**Task goal**
Each entry below is to be extracted exactly.

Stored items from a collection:

########################################

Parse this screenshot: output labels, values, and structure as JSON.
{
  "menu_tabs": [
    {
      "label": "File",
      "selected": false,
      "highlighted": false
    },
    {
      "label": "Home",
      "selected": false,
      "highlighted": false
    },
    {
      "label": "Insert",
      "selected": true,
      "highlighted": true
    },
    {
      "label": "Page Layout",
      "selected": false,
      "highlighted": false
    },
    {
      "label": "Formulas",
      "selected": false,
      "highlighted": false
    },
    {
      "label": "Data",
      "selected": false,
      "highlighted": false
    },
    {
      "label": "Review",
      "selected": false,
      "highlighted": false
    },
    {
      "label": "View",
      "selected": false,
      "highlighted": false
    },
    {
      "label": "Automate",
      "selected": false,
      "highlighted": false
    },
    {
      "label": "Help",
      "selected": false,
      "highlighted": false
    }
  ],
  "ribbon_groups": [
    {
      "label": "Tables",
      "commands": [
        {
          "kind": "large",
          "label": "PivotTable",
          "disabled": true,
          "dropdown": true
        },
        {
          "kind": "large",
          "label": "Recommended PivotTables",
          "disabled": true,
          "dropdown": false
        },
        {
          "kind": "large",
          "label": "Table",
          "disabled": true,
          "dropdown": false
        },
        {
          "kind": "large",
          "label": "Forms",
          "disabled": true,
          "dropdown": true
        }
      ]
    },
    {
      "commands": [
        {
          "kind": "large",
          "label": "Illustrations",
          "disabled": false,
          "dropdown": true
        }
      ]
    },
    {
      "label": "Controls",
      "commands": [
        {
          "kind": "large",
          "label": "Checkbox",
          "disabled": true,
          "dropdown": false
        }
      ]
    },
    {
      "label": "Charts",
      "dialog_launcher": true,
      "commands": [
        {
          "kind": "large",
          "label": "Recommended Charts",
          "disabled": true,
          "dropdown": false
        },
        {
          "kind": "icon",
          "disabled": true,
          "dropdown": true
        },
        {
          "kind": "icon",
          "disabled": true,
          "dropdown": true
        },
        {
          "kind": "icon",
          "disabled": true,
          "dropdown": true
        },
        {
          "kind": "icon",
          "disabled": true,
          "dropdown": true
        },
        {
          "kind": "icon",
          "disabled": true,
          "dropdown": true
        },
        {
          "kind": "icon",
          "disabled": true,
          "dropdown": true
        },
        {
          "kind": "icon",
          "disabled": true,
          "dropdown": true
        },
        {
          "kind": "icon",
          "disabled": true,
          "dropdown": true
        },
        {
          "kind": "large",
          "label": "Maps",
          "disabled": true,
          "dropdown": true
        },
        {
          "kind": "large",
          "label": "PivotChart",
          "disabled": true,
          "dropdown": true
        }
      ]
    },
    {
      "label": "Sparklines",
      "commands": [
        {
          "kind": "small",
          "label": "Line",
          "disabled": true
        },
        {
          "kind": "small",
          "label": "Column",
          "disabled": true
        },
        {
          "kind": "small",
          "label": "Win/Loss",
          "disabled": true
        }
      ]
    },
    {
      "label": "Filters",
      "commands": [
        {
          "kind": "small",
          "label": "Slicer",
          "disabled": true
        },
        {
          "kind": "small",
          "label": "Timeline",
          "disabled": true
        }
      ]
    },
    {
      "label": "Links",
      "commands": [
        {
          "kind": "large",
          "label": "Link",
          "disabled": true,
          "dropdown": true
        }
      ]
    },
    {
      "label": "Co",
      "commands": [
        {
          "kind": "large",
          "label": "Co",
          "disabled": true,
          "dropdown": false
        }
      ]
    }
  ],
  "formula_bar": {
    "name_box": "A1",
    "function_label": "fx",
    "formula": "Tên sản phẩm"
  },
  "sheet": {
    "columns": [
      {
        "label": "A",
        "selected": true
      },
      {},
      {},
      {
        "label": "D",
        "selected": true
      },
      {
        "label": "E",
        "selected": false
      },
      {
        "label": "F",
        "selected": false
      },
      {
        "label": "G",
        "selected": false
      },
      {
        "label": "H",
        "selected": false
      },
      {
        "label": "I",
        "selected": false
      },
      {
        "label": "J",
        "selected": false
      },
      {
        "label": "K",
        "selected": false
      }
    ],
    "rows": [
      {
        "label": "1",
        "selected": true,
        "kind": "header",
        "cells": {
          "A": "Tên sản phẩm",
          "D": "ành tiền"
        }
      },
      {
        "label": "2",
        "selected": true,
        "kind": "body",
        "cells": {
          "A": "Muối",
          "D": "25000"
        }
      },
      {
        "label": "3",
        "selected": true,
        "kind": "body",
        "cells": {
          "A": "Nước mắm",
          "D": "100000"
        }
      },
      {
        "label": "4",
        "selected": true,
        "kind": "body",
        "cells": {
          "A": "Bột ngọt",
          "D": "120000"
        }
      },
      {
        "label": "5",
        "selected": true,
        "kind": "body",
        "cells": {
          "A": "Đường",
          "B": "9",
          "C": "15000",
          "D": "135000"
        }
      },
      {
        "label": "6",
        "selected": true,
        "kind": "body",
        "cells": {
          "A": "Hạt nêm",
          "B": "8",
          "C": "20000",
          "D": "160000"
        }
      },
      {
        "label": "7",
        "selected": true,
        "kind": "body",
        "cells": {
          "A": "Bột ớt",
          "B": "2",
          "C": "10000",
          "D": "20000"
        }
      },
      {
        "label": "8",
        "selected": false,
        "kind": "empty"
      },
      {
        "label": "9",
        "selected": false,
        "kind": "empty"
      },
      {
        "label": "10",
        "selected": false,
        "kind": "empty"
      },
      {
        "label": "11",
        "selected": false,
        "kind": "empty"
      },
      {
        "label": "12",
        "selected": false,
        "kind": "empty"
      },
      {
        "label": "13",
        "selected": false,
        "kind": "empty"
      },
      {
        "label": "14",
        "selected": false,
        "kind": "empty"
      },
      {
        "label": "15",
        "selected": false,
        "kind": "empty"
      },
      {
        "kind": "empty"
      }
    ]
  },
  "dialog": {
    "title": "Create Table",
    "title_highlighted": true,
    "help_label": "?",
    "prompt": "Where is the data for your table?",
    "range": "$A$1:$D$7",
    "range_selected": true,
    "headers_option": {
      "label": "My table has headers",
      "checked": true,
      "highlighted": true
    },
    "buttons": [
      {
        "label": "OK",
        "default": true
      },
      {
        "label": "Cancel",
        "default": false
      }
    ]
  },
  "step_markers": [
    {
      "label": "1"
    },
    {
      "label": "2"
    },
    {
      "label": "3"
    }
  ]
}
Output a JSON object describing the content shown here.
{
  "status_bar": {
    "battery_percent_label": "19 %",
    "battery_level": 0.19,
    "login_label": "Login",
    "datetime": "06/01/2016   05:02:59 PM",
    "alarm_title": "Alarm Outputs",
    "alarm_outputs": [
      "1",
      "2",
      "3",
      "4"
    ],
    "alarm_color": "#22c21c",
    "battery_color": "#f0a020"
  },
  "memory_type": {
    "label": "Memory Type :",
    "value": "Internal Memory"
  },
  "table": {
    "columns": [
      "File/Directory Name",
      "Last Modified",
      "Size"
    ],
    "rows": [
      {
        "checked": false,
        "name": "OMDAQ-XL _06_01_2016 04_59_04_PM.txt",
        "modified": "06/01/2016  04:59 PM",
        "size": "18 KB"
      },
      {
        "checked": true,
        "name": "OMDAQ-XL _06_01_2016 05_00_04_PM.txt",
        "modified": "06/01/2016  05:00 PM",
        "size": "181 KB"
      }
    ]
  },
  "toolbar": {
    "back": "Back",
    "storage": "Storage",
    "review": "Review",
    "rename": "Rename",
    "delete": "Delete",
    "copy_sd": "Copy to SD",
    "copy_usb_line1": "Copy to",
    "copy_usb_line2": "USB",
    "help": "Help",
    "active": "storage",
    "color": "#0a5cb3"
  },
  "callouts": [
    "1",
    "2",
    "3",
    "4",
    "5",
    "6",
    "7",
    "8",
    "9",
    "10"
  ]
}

########################################

**Response below**
Parse this screenshot: output labels, values, and structure as JSON.
{
  "menu_tabs": [
    {
      "label": "File",
      "selected": false,
      "highlighted": false
    },
    {
      "label": "Home",
      "selected": false,
      "highlighted": false
    },
    {
      "label": "Insert",
      "selected": true,
      "highlighted": true
    },
    {
      "label": "Page Layout",
      "selected": false,
      "highlighted": false
    },
    {
      "label": "Formulas",
      "selected": false,
      "highlighted": false
    },
    {
      "label": "Data",
      "selected": false,
      "highlighted": false
    },
    {
      "label": "Review",
      "selected": false,
      "highlighted": false
    },
    {
      "label": "View",
      "selected": false,
      "highlighted": false
    },
    {
      "label": "Automate",
      "selected": false,
      "highlighted": false
    },
    {
      "label": "Help",
      "selected": false,
      "highlighted": false
    }
  ],
  "ribbon_groups": [
    {
      "label": "Tables",
      "commands": [
        {
          "kind": "large",
          "label": "PivotTable",
          "disabled": true,
          "dropdown": true
        },
        {
          "kind": "large",
          "label": "Recommended PivotTables",
          "disabled": true,
          "dropdown": false
        },
        {
          "kind": "large",
          "label": "Table",
          "disabled": true,
          "dropdown": false
        },
        {
          "kind": "large",
          "label": "Forms",
          "disabled": true,
          "dropdown": true
        }
      ]
    },
    {
      "commands": [
        {
          "kind": "large",
          "label": "Illustrations",
          "disabled": false,
          "dropdown": true
        }
      ]
    },
    {
      "label": "Controls",
      "commands": [
        {
          "kind": "large",
          "label": "Checkbox",
          "disabled": true,
          "dropdown": false
        }
      ]
    },
    {
      "label": "Charts",
      "dialog_launcher": true,
      "commands": [
        {
          "kind": "large",
          "label": "Recommended Charts",
          "disabled": true,
          "dropdown": false
        },
        {
          "kind": "icon",
          "disabled": true,
          "dropdown": true
        },
        {
          "kind": "icon",
          "disabled": true,
          "dropdown": true
        },
        {
          "kind": "icon",
          "disabled": true,
          "dropdown": true
        },
        {
          "kind": "icon",
          "disabled": true,
          "dropdown": true
        },
        {
          "kind": "icon",
          "disabled": true,
          "dropdown": true
        },
        {
          "kind": "icon",
          "disabled": true,
          "dropdown": true
        },
        {
          "kind": "icon",
          "disabled": true,
          "dropdown": true
        },
        {
          "kind": "icon",
          "disabled": true,
          "dropdown": true
        },
        {
          "kind": "large",
          "label": "Maps",
          "disabled": true,
          "dropdown": true
        },
        {
          "kind": "large",
          "label": "PivotChart",
          "disabled": true,
          "dropdown": true
        }
      ]
    },
    {
      "label": "Sparklines",
      "commands": [
        {
          "kind": "small",
          "label": "Line",
          "disabled": true
        },
        {
          "kind": "small",
          "label": "Column",
          "disabled": true
        },
        {
          "kind": "small",
          "label": "Win/Loss",
          "disabled": true
        }
      ]
    },
    {
      "label": "Filters",
      "commands": [
        {
          "kind": "small",
          "label": "Slicer",
          "disabled": true
        },
        {
          "kind": "small",
          "label": "Timeline",
          "disabled": true
        }
      ]
    },
    {
      "label": "Links",
      "commands": [
        {
          "kind": "large",
          "label": "Link",
          "disabled": true,
          "dropdown": true
        }
      ]
    },
    {
      "label": "Co",
      "commands": [
        {
          "kind": "large",
          "label": "Co",
          "disabled": true,
          "dropdown": false
        }
      ]
    }
  ],
  "formula_bar": {
    "name_box": "A1",
    "function_label": "fx",
    "formula": "Tên sản phẩm"
  },
  "sheet": {
    "columns": [
      {
        "label": "A",
        "selected": true
      },
      {},
      {},
      {
        "label": "D",
        "selected": true
      },
      {
        "label": "E",
        "selected": false
      },
      {
        "label": "F",
        "selected": false
      },
      {
        "label": "G",
        "selected": false
      },
      {
        "label": "H",
        "selected": false
      },
      {
        "label": "I",
        "selected": false
      },
      {
        "label": "J",
        "selected": false
      },
      {
        "label": "K",
        "selected": false
      }
    ],
    "rows": [
      {
        "label": "1",
        "selected": true,
        "kind": "header",
        "cells": {
          "A": "Tên sản phẩm",
          "D": "ành tiền"
        }
      },
      {
        "label": "2",
        "selected": true,
        "kind": "body",
        "cells": {
          "A": "Muối",
          "D": "25000"
        }
      },
      {
        "label": "3",
        "selected": true,
        "kind": "body",
        "cells": {
          "A": "Nước mắm",
          "D": "100000"
        }
      },
      {
        "label": "4",
        "selected": true,
        "kind": "body",
        "cells": {
          "A": "Bột ngọt",
          "D": "120000"
        }
      },
      {
        "label": "5",
        "selected": true,
        "kind": "body",
        "cells": {
          "A": "Đường",
          "B": "9",
          "C": "15000",
          "D": "135000"
        }
      },
      {
        "label": "6",
        "selected": true,
        "kind": "body",
        "cells": {
          "A": "Hạt nêm",
          "B": "8",
          "C": "20000",
          "D": "160000"
        }
      },
      {
        "label": "7",
        "selected": true,
        "kind": "body",
        "cells": {
          "A": "Bột ớt",
          "B": "2",
          "C": "10000",
          "D": "20000"
        }
      },
      {
        "label": "8",
        "selected": false,
        "kind": "empty"
      },
      {
        "label": "9",
        "selected": false,
        "kind": "empty"
      },
      {
        "label": "10",
        "selected": false,
        "kind": "empty"
      },
      {
        "label": "11",
        "selected": false,
        "kind": "empty"
      },
      {
        "label": "12",
        "selected": false,
        "kind": "empty"
      },
      {
        "label": "13",
        "selected": false,
        "kind": "empty"
      },
      {
        "label": "14",
        "selected": false,
        "kind": "empty"
      },
      {
        "label": "15",
        "selected": false,
        "kind": "empty"
      },
      {
        "kind": "empty"
      }
    ]
  },
  "dialog": {
    "title": "Create Table",
    "title_highlighted": true,
    "help_label": "?",
    "prompt": "Where is the data for your table?",
    "range": "$A$1:$D$7",
    "range_selected": true,
    "headers_option": {
      "label": "My table has headers",
      "checked": true,
      "highlighted": true
    },
    "buttons": [
      {
        "label": "OK",
        "default": true
      },
      {
        "label": "Cancel",
        "default": false
      }
    ]
  },
  "step_markers": [
    {
      "label": "1"
    },
    {
      "label": "2"
    },
    {
      "label": "3"
    }
  ]
}
Output a JSON object describing the content shown here.
{
  "status_bar": {
    "battery_percent_label": "19 %",
    "battery_level": 0.19,
    "login_label": "Login",
    "datetime": "06/01/2016   05:02:59 PM",
    "alarm_title": "Alarm Outputs",
    "alarm_outputs": [
      "1",
      "2",
      "3",
      "4"
    ],
    "alarm_color": "#22c21c",
    "battery_color": "#f0a020"
  },
  "memory_type": {
    "label": "Memory Type :",
    "value": "Internal Memory"
  },
  "table": {
    "columns": [
      "File/Directory Name",
      "Last Modified",
      "Size"
    ],
    "rows": [
      {
        "checked": false,
        "name": "OMDAQ-XL _06_01_2016 04_59_04_PM.txt",
        "modified": "06/01/2016  04:59 PM",
        "size": "18 KB"
      },
      {
        "checked": true,
        "name": "OMDAQ-XL _06_01_2016 05_00_04_PM.txt",
        "modified": "06/01/2016  05:00 PM",
        "size": "181 KB"
      }
    ]
  },
  "toolbar": {
    "back": "Back",
    "storage": "Storage",
    "review": "Review",
    "rename": "Rename",
    "delete": "Delete",
    "copy_sd": "Copy to SD",
    "copy_usb_line1": "Copy to",
    "copy_usb_line2": "USB",
    "help": "Help",
    "active": "storage",
    "color": "#0a5cb3"
  },
  "callouts": [
    "1",
    "2",
    "3",
    "4",
    "5",
    "6",
    "7",
    "8",
    "9",
    "10"
  ]
}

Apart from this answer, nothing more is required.